◆ **EXERCISE DIRECTIONS**
Pull out each line of the records holding the string "Бухгалтерские".

= = =

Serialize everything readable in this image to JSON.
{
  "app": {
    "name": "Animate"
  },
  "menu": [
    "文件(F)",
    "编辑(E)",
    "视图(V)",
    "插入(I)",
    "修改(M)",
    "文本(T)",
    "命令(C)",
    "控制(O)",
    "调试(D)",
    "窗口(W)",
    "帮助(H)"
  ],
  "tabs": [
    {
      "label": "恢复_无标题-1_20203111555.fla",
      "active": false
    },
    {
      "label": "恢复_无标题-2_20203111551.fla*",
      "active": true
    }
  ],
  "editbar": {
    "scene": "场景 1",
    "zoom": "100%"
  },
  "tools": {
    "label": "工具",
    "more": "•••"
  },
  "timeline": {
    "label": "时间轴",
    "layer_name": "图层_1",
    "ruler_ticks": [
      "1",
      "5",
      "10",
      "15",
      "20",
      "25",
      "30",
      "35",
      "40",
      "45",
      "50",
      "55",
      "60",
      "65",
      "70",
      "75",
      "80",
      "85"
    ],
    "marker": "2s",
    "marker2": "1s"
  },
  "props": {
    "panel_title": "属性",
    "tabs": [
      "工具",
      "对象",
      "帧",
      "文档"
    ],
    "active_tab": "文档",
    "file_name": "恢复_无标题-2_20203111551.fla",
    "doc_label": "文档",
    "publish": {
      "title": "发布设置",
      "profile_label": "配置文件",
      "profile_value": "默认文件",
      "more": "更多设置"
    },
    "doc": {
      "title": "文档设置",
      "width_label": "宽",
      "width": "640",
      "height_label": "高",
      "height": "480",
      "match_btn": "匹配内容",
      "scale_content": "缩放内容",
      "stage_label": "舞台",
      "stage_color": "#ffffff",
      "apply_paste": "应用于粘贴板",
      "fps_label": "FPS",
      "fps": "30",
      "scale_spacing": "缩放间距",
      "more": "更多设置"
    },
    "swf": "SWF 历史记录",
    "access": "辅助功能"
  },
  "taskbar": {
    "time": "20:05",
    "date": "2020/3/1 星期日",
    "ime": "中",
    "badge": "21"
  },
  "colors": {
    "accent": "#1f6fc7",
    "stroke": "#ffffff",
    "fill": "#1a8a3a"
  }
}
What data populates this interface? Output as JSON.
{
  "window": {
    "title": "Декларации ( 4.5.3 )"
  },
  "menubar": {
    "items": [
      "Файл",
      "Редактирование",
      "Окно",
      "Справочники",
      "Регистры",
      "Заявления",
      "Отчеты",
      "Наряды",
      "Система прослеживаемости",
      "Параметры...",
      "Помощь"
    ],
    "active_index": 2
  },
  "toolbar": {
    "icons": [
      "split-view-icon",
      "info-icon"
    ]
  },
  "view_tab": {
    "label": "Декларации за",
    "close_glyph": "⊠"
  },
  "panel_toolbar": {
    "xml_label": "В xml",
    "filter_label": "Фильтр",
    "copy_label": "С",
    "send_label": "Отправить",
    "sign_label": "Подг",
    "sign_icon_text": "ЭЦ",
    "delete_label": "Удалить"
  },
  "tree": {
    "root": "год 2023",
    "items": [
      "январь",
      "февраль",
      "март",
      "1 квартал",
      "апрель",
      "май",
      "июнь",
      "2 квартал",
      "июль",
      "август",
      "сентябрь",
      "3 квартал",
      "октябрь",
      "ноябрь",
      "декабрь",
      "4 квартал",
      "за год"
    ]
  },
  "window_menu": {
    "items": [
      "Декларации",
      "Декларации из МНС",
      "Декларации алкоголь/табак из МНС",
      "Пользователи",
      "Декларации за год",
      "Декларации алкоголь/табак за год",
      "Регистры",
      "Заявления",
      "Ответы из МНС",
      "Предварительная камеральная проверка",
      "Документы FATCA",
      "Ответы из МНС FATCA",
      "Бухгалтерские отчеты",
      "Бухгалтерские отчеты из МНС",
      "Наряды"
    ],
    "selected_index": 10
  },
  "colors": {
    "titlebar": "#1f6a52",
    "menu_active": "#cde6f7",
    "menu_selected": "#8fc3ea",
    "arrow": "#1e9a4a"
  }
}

= = =

◆ **FULL SOLUTION**
      "Бухгалтерские отчеты",
      "Бухгалтерские отчеты из МНС",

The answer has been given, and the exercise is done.